═══ Records

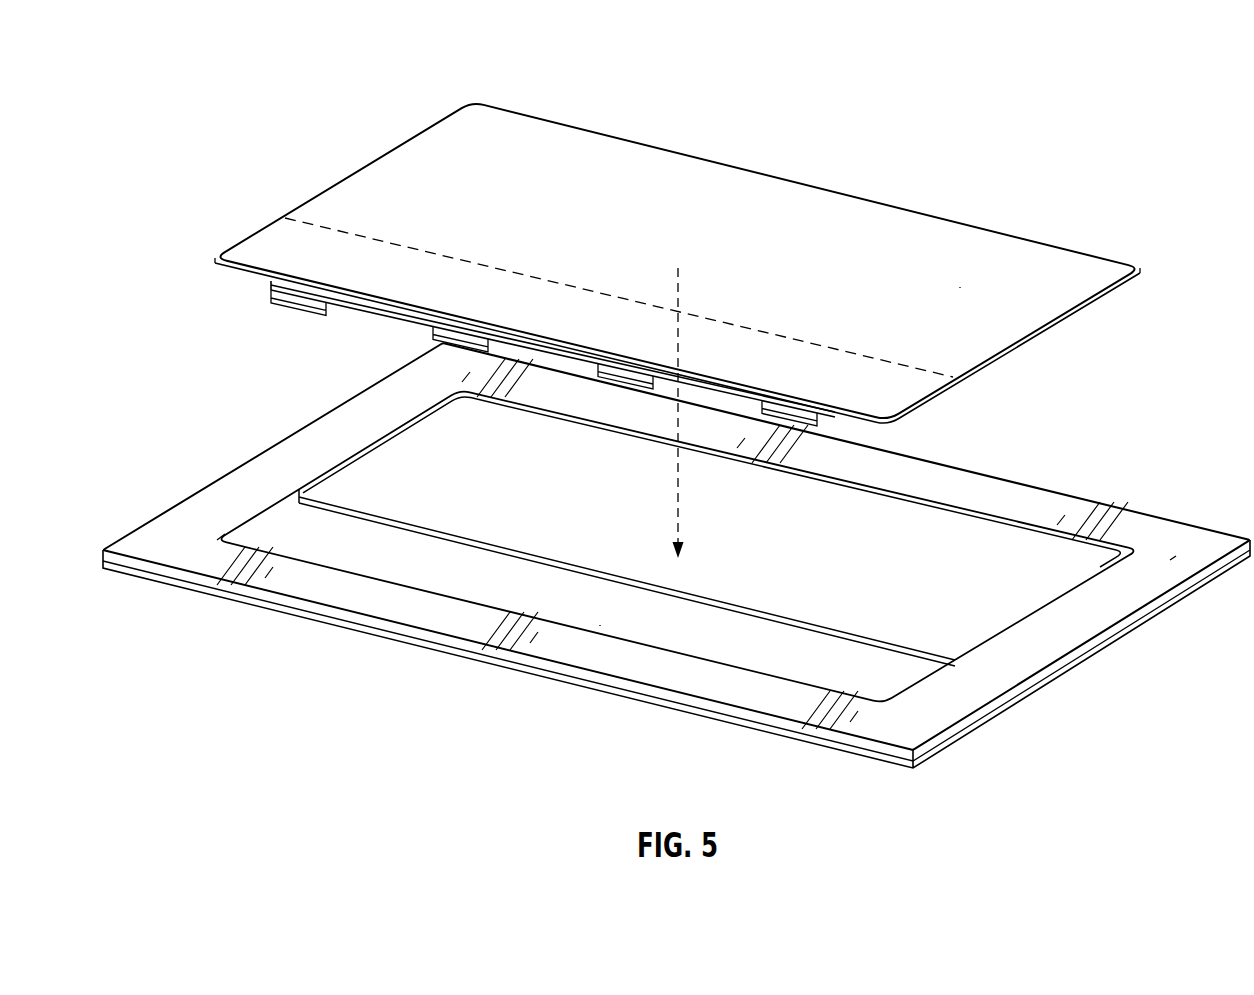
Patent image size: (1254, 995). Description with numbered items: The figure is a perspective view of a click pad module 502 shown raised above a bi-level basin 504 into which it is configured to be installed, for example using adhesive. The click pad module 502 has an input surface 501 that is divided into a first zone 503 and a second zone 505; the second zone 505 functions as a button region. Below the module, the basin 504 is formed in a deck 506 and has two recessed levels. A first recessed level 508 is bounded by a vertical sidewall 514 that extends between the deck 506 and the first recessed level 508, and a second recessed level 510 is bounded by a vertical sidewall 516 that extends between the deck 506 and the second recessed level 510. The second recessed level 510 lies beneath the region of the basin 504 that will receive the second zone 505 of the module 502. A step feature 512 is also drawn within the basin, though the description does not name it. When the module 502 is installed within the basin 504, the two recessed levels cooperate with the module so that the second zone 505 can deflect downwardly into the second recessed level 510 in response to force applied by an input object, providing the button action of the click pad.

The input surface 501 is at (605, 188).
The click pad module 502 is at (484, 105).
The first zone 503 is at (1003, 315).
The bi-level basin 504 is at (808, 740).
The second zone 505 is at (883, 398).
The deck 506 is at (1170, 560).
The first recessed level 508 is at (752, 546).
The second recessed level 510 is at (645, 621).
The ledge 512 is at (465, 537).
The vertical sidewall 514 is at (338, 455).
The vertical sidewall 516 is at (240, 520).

══════
═══ Records

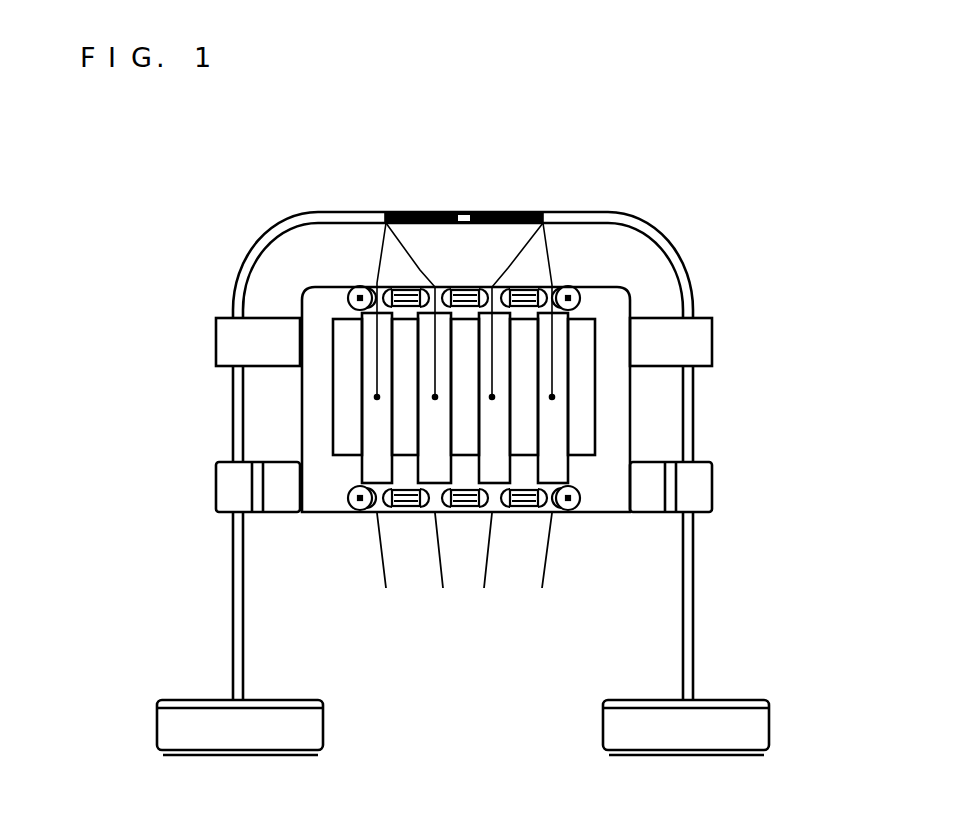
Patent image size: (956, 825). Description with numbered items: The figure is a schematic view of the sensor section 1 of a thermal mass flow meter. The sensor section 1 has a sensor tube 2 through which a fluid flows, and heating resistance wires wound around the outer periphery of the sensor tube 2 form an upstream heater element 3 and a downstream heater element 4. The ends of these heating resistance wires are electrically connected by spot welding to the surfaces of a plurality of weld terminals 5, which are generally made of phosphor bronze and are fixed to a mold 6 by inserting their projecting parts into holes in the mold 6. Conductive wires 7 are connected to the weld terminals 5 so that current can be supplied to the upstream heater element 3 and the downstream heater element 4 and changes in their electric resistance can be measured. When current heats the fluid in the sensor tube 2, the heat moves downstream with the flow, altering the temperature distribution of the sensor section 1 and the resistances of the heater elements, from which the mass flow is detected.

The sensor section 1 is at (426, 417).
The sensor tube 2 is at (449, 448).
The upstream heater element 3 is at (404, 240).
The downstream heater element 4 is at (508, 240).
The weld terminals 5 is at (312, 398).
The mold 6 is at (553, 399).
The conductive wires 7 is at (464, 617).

══════

What needs to be done: Could you return, word for word, the lines of the records from the line with "Patent image size: (1254, 995)." up to and including the line with "The vertical sidewall 516 is at (240, 520)."?

Answer below:
Patent image size: (1254, 995). Description with numbered items: The figure is a perspective view of a click pad module 502 shown raised above a bi-level basin 504 into which it is configured to be installed, for example using adhesive. The click pad module 502 has an input surface 501 that is divided into a first zone 503 and a second zone 505; the second zone 505 functions as a button region. Below the module, the basin 504 is formed in a deck 506 and has two recessed levels. A first recessed level 508 is bounded by a vertical sidewall 514 that extends between the deck 506 and the first recessed level 508, and a second recessed level 510 is bounded by a vertical sidewall 516 that extends between the deck 506 and the second recessed level 510. The second recessed level 510 lies beneath the region of the basin 504 that will receive the second zone 505 of the module 502. A step feature 512 is also drawn within the basin, though the description does not name it. When the module 502 is installed within the basin 504, the two recessed levels cooperate with the module so that the second zone 505 can deflect downwardly into the second recessed level 510 in response to force applied by an input object, providing the button action of the click pad.

The input surface 501 is at (605, 188).
The click pad module 502 is at (484, 105).
The first zone 503 is at (1003, 315).
The bi-level basin 504 is at (808, 740).
The second zone 505 is at (883, 398).
The deck 506 is at (1170, 560).
The first recessed level 508 is at (752, 546).
The second recessed level 510 is at (645, 621).
The ledge 512 is at (465, 537).
The vertical sidewall 514 is at (338, 455).
The vertical sidewall 516 is at (240, 520).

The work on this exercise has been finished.